WORK INSTRUCTIONS
Output the material below unchanged, apart from leaving out the pictures.

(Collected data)
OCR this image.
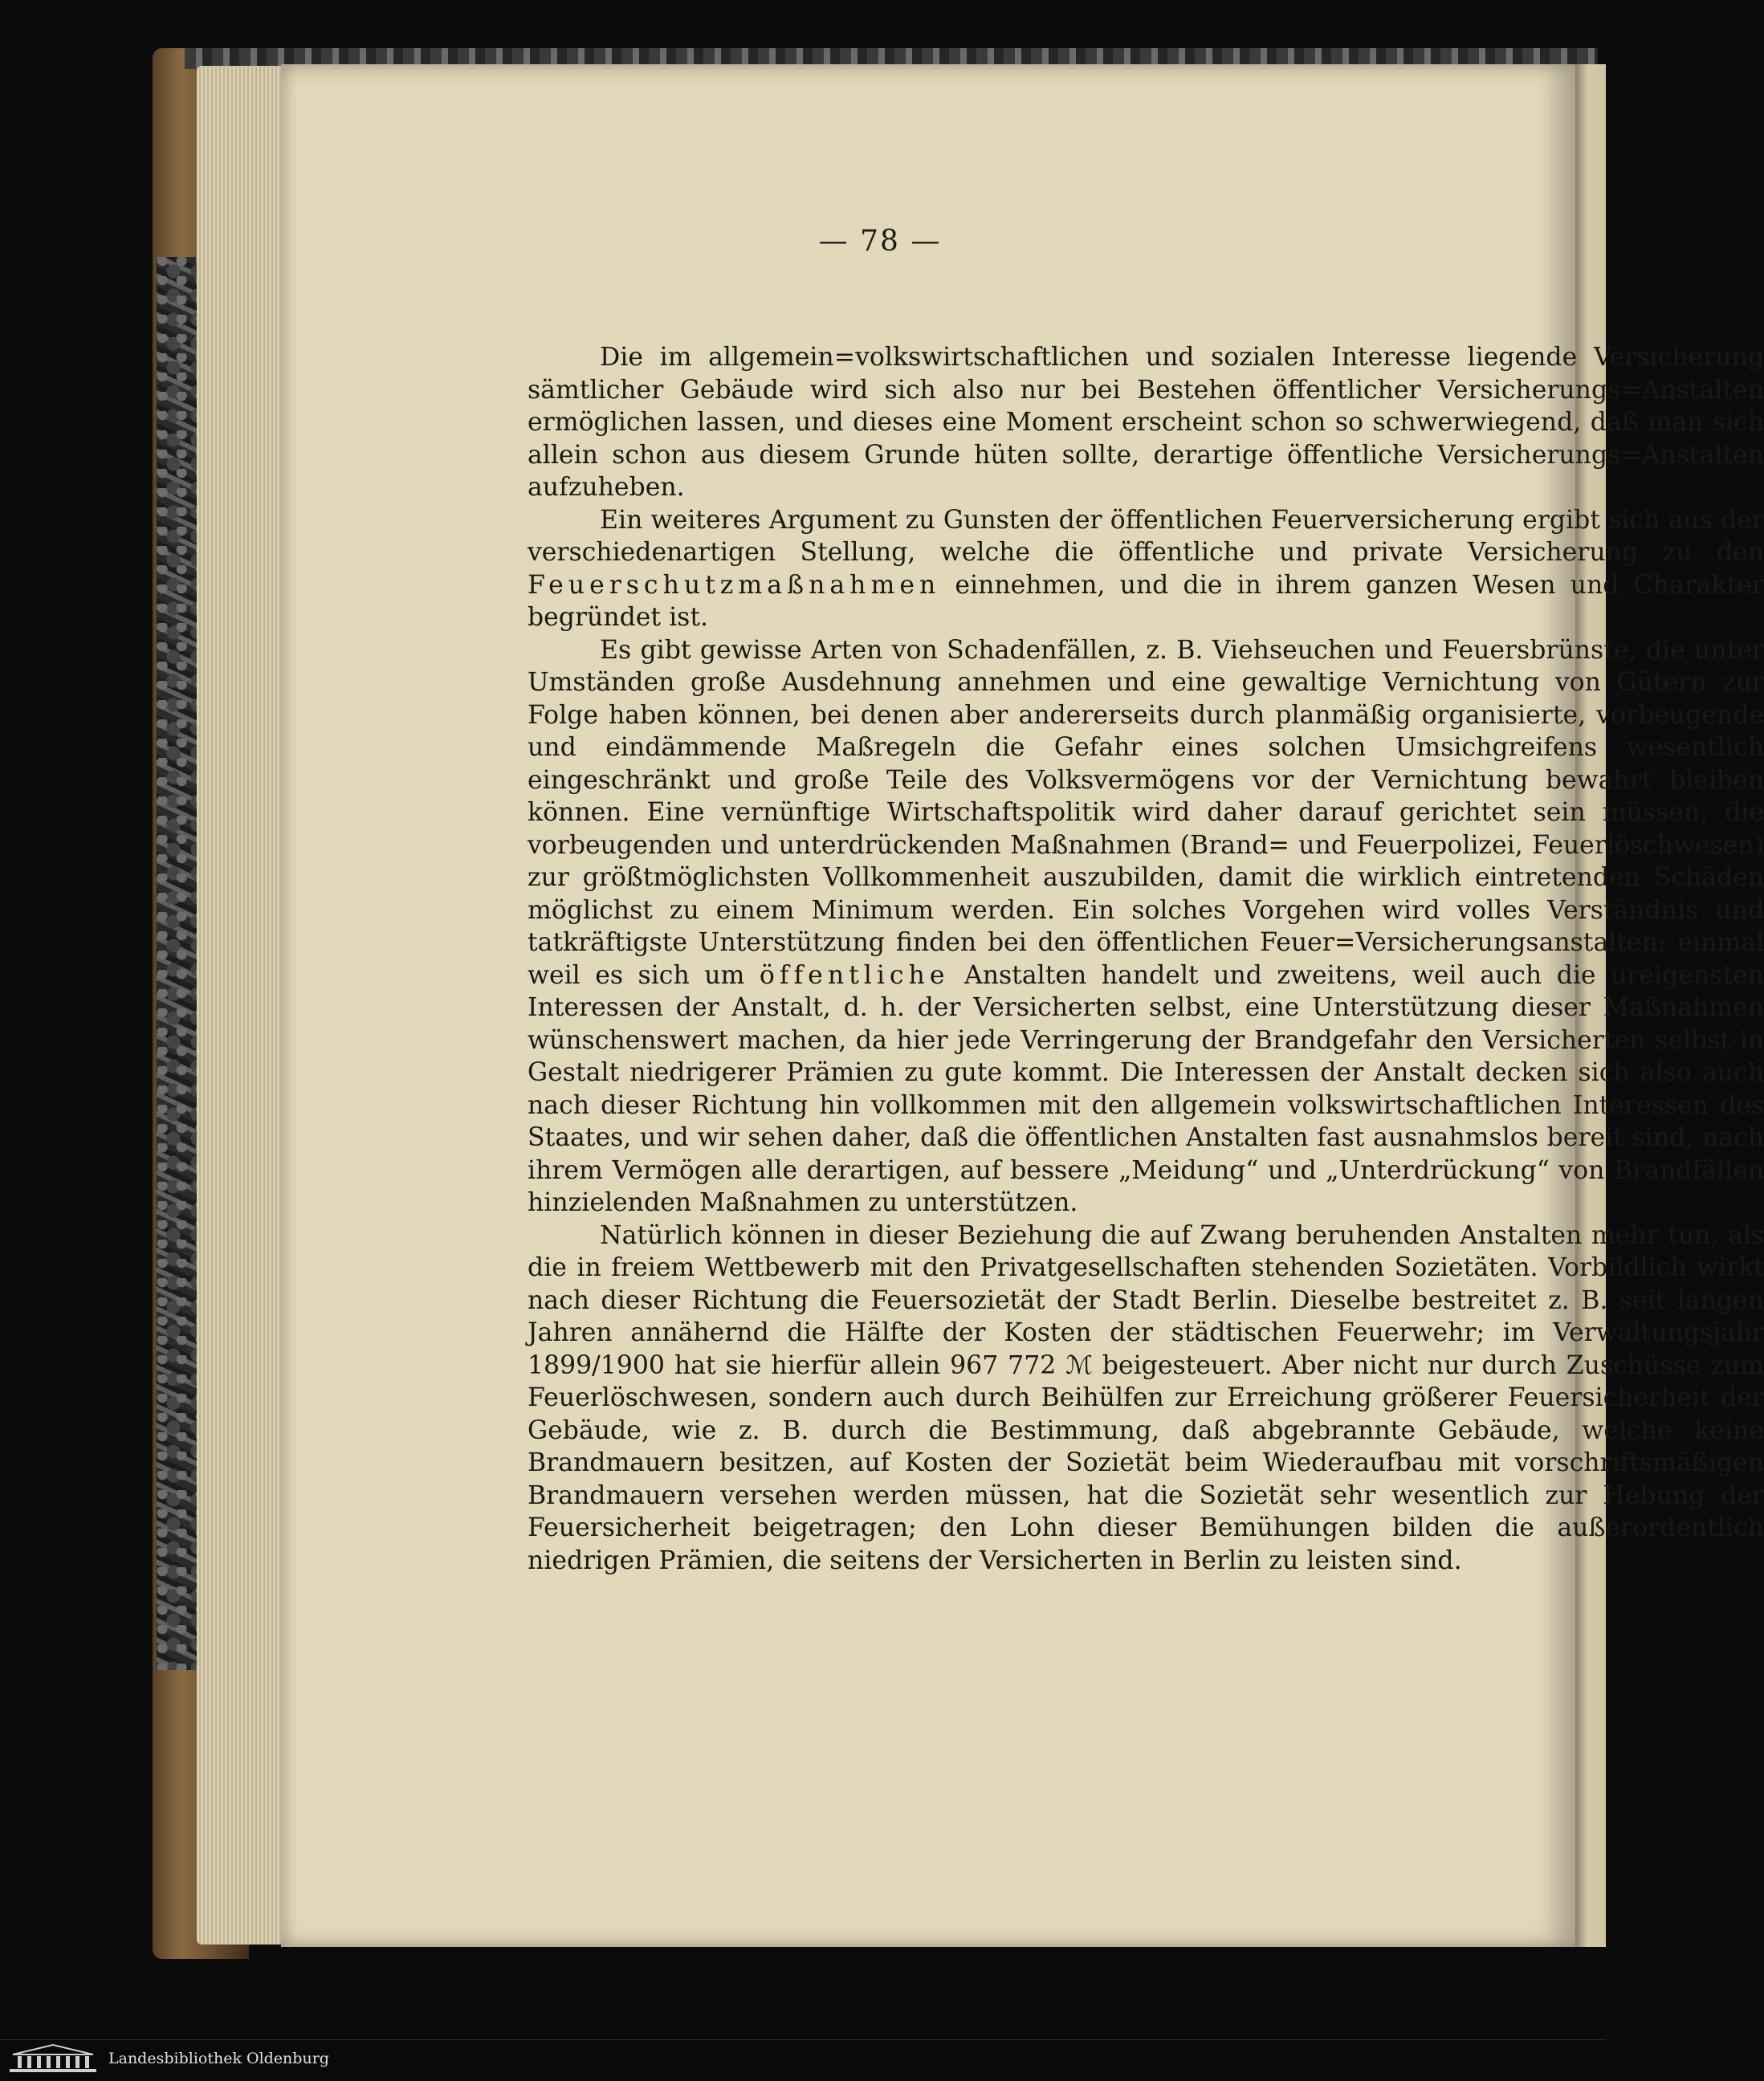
— 78 —

Die im allgemein=volkswirtschaftlichen und sozialen Interesse liegende Versicherung sämtlicher Gebäude wird sich also nur bei Bestehen öffentlicher Versicherungs=Anstalten ermöglichen lassen, und dieses eine Moment erscheint schon so schwerwiegend, daß man sich allein schon aus diesem Grunde hüten sollte, derartige öffentliche Versicherungs=Anstalten aufzuheben.

Ein weiteres Argument zu Gunsten der öffentlichen Feuerversicherung ergibt sich aus der verschiedenartigen Stellung, welche die öffentliche und private Versicherung zu den Feuerschutzmaßnahmen einnehmen, und die in ihrem ganzen Wesen und Charakter begründet ist.

Es gibt gewisse Arten von Schadenfällen, z. B. Viehseuchen und Feuersbrünste, die unter Umständen große Ausdehnung annehmen und eine gewaltige Vernichtung von Gütern zur Folge haben können, bei denen aber andererseits durch planmäßig organisierte, vorbeugende und eindämmende Maßregeln die Gefahr eines solchen Umsichgreifens wesentlich eingeschränkt und große Teile des Volksvermögens vor der Vernichtung bewahrt bleiben können. Eine vernünftige Wirtschaftspolitik wird daher darauf gerichtet sein müssen, die vorbeugenden und unterdrückenden Maßnahmen (Brand= und Feuerpolizei, Feuerlöschwesen) zur größtmöglichsten Vollkommenheit auszubilden, damit die wirklich eintretenden Schäden möglichst zu einem Minimum werden. Ein solches Vorgehen wird volles Verständnis und tatkräftigste Unterstützung finden bei den öffentlichen Feuer=Versicherungsanstalten; einmal weil es sich um öffentliche Anstalten handelt und zweitens, weil auch die ureigensten Interessen der Anstalt, d. h. der Versicherten selbst, eine Unterstützung dieser Maßnahmen wünschenswert machen, da hier jede Verringerung der Brandgefahr den Versicherten selbst in Gestalt niedrigerer Prämien zu gute kommt. Die Interessen der Anstalt decken sich also auch nach dieser Richtung hin vollkommen mit den allgemein volkswirtschaftlichen Interessen des Staates, und wir sehen daher, daß die öffentlichen Anstalten fast ausnahmslos bereit sind, nach ihrem Vermögen alle derartigen, auf bessere „Meidung“ und „Unterdrückung“ von Brandfällen hinzielenden Maßnahmen zu unterstützen.

Natürlich können in dieser Beziehung die auf Zwang beruhenden Anstalten mehr tun, als die in freiem Wettbewerb mit den Privatgesellschaften stehenden Sozietäten. Vorbildlich wirkt nach dieser Richtung die Feuersozietät der Stadt Berlin. Dieselbe bestreitet z. B. seit langen Jahren annähernd die Hälfte der Kosten der städtischen Feuerwehr; im Verwaltungsjahr 1899/1900 hat sie hierfür allein 967 772 ℳ beigesteuert. Aber nicht nur durch Zuschüsse zum Feuerlöschwesen, sondern auch durch Beihülfen zur Erreichung größerer Feuersicherheit der Gebäude, wie z. B. durch die Bestimmung, daß abgebrannte Gebäude, welche keine Brandmauern besitzen, auf Kosten der Sozietät beim Wiederaufbau mit vorschriftsmäßigen Brandmauern versehen werden müssen, hat die Sozietät sehr wesentlich zur Hebung der Feuersicherheit beigetragen; den Lohn dieser Bemühungen bilden die außerordentlich niedrigen Prämien, die seitens der Versicherten in Berlin zu leisten sind.

Landesbibliothek Oldenburg
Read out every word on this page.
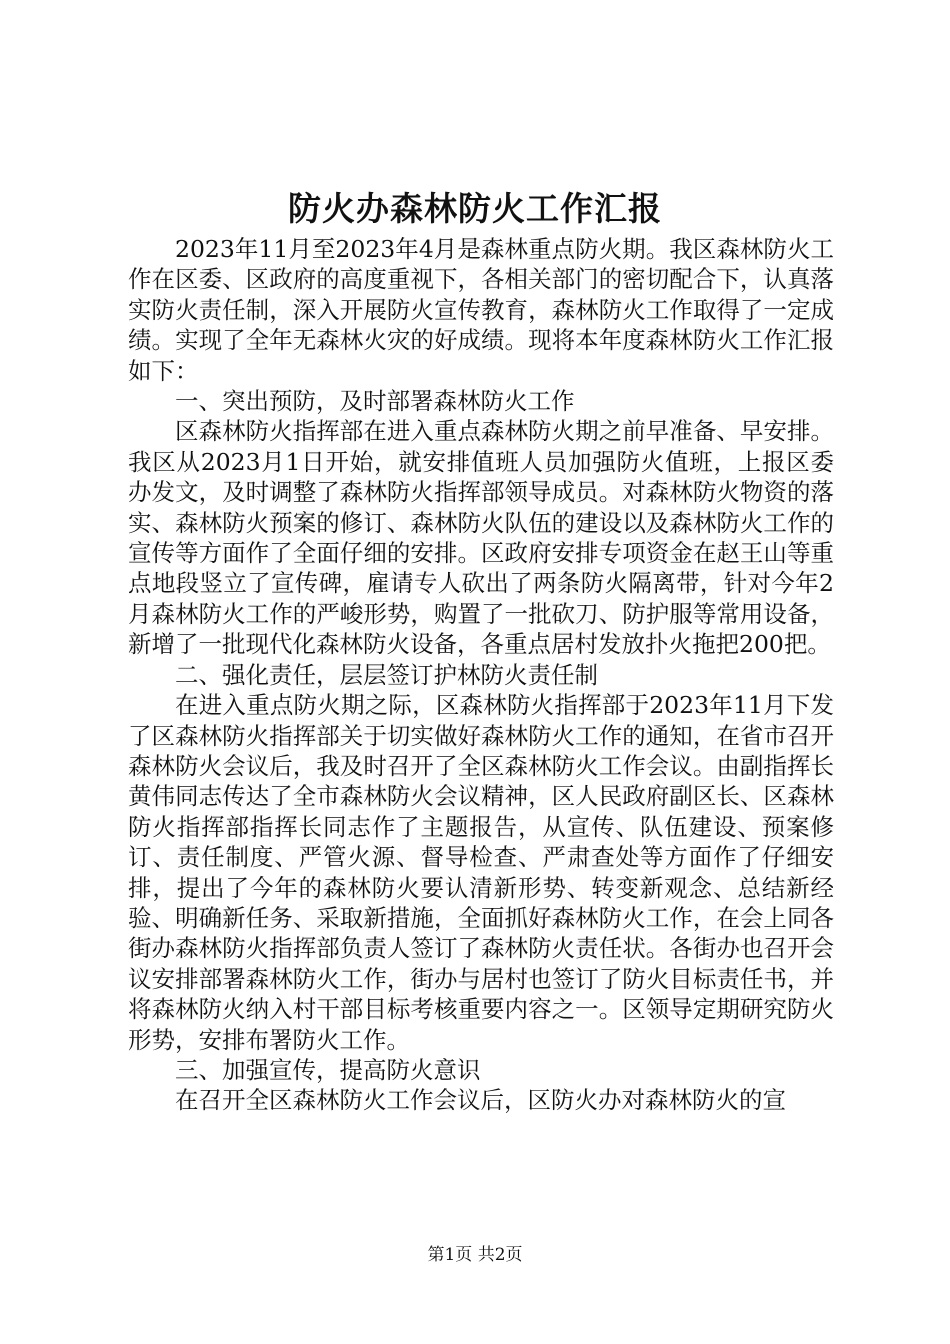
防火办森林防火工作汇报

2023年11月至2023年4月是森林重点防火期。我区森林防火工作在区委、区政府的高度重视下，各相关部门的密切配合下，认真落实防火责任制，深入开展防火宣传教育，森林防火工作取得了一定成绩。实现了全年无森林火灾的好成绩。现将本年度森林防火工作汇报如下：

一、突出预防，及时部署森林防火工作

区森林防火指挥部在进入重点森林防火期之前早准备、早安排。我区从2023月1日开始，就安排值班人员加强防火值班，上报区委办发文，及时调整了森林防火指挥部领导成员。对森林防火物资的落实、森林防火预案的修订、森林防火队伍的建设以及森林防火工作的宣传等方面作了全面仔细的安排。区政府安排专项资金在赵王山等重点地段竖立了宣传碑，雇请专人砍出了两条防火隔离带，针对今年2月森林防火工作的严峻形势，购置了一批砍刀、防护服等常用设备，新增了一批现代化森林防火设备，各重点居村发放扑火拖把200把。

二、强化责任，层层签订护林防火责任制

在进入重点防火期之际，区森林防火指挥部于2023年11月下发了区森林防火指挥部关于切实做好森林防火工作的通知，在省市召开森林防火会议后，我及时召开了全区森林防火工作会议。由副指挥长黄伟同志传达了全市森林防火会议精神，区人民政府副区长、区森林防火指挥部指挥长同志作了主题报告，从宣传、队伍建设、预案修订、责任制度、严管火源、督导检查、严肃查处等方面作了仔细安排，提出了今年的森林防火要认清新形势、转变新观念、总结新经验、明确新任务、采取新措施，全面抓好森林防火工作，在会上同各街办森林防火指挥部负责人签订了森林防火责任状。各街办也召开会议安排部署森林防火工作，街办与居村也签订了防火目标责任书，并将森林防火纳入村干部目标考核重要内容之一。区领导定期研究防火形势，安排布署防火工作。

三、加强宣传，提高防火意识

在召开全区森林防火工作会议后，区防火办对森林防火的宣

第1页 共2页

FULL SOLUTION
OCR this image.
— 78 —

Die im allgemein=volkswirtschaftlichen und sozialen Interesse liegende Versicherung sämtlicher Gebäude wird sich also nur bei Bestehen öffentlicher Versicherungs=Anstalten ermöglichen lassen, und dieses eine Moment erscheint schon so schwerwiegend, daß man sich allein schon aus diesem Grunde hüten sollte, derartige öffentliche Versicherungs=Anstalten aufzuheben.

Ein weiteres Argument zu Gunsten der öffentlichen Feuerversicherung ergibt sich aus der verschiedenartigen Stellung, welche die öffentliche und private Versicherung zu den Feuerschutzmaßnahmen einnehmen, und die in ihrem ganzen Wesen und Charakter begründet ist.

Es gibt gewisse Arten von Schadenfällen, z. B. Viehseuchen und Feuersbrünste, die unter Umständen große Ausdehnung annehmen und eine gewaltige Vernichtung von Gütern zur Folge haben können, bei denen aber andererseits durch planmäßig organisierte, vorbeugende und eindämmende Maßregeln die Gefahr eines solchen Umsichgreifens wesentlich eingeschränkt und große Teile des Volksvermögens vor der Vernichtung bewahrt bleiben können. Eine vernünftige Wirtschaftspolitik wird daher darauf gerichtet sein müssen, die vorbeugenden und unterdrückenden Maßnahmen (Brand= und Feuerpolizei, Feuerlöschwesen) zur größtmöglichsten Vollkommenheit auszubilden, damit die wirklich eintretenden Schäden möglichst zu einem Minimum werden. Ein solches Vorgehen wird volles Verständnis und tatkräftigste Unterstützung finden bei den öffentlichen Feuer=Versicherungsanstalten; einmal weil es sich um öffentliche Anstalten handelt und zweitens, weil auch die ureigensten Interessen der Anstalt, d. h. der Versicherten selbst, eine Unterstützung dieser Maßnahmen wünschenswert machen, da hier jede Verringerung der Brandgefahr den Versicherten selbst in Gestalt niedrigerer Prämien zu gute kommt. Die Interessen der Anstalt decken sich also auch nach dieser Richtung hin vollkommen mit den allgemein volkswirtschaftlichen Interessen des Staates, und wir sehen daher, daß die öffentlichen Anstalten fast ausnahmslos bereit sind, nach ihrem Vermögen alle derartigen, auf bessere „Meidung“ und „Unterdrückung“ von Brandfällen hinzielenden Maßnahmen zu unterstützen.

Natürlich können in dieser Beziehung die auf Zwang beruhenden Anstalten mehr tun, als die in freiem Wettbewerb mit den Privatgesellschaften stehenden Sozietäten. Vorbildlich wirkt nach dieser Richtung die Feuersozietät der Stadt Berlin. Dieselbe bestreitet z. B. seit langen Jahren annähernd die Hälfte der Kosten der städtischen Feuerwehr; im Verwaltungsjahr 1899/1900 hat sie hierfür allein 967 772 ℳ beigesteuert. Aber nicht nur durch Zuschüsse zum Feuerlöschwesen, sondern auch durch Beihülfen zur Erreichung größerer Feuersicherheit der Gebäude, wie z. B. durch die Bestimmung, daß abgebrannte Gebäude, welche keine Brandmauern besitzen, auf Kosten der Sozietät beim Wiederaufbau mit vorschriftsmäßigen Brandmauern versehen werden müssen, hat die Sozietät sehr wesentlich zur Hebung der Feuersicherheit beigetragen; den Lohn dieser Bemühungen bilden die außerordentlich niedrigen Prämien, die seitens der Versicherten in Berlin zu leisten sind.

Landesbibliothek Oldenburg
Read out every word on this page.
防火办森林防火工作汇报

2023年11月至2023年4月是森林重点防火期。我区森林防火工作在区委、区政府的高度重视下，各相关部门的密切配合下，认真落实防火责任制，深入开展防火宣传教育，森林防火工作取得了一定成绩。实现了全年无森林火灾的好成绩。现将本年度森林防火工作汇报如下：

一、突出预防，及时部署森林防火工作

区森林防火指挥部在进入重点森林防火期之前早准备、早安排。我区从2023月1日开始，就安排值班人员加强防火值班，上报区委办发文，及时调整了森林防火指挥部领导成员。对森林防火物资的落实、森林防火预案的修订、森林防火队伍的建设以及森林防火工作的宣传等方面作了全面仔细的安排。区政府安排专项资金在赵王山等重点地段竖立了宣传碑，雇请专人砍出了两条防火隔离带，针对今年2月森林防火工作的严峻形势，购置了一批砍刀、防护服等常用设备，新增了一批现代化森林防火设备，各重点居村发放扑火拖把200把。

二、强化责任，层层签订护林防火责任制

在进入重点防火期之际，区森林防火指挥部于2023年11月下发了区森林防火指挥部关于切实做好森林防火工作的通知，在省市召开森林防火会议后，我及时召开了全区森林防火工作会议。由副指挥长黄伟同志传达了全市森林防火会议精神，区人民政府副区长、区森林防火指挥部指挥长同志作了主题报告，从宣传、队伍建设、预案修订、责任制度、严管火源、督导检查、严肃查处等方面作了仔细安排，提出了今年的森林防火要认清新形势、转变新观念、总结新经验、明确新任务、采取新措施，全面抓好森林防火工作，在会上同各街办森林防火指挥部负责人签订了森林防火责任状。各街办也召开会议安排部署森林防火工作，街办与居村也签订了防火目标责任书，并将森林防火纳入村干部目标考核重要内容之一。区领导定期研究防火形势，安排布署防火工作。

三、加强宣传，提高防火意识

在召开全区森林防火工作会议后，区防火办对森林防火的宣

第1页 共2页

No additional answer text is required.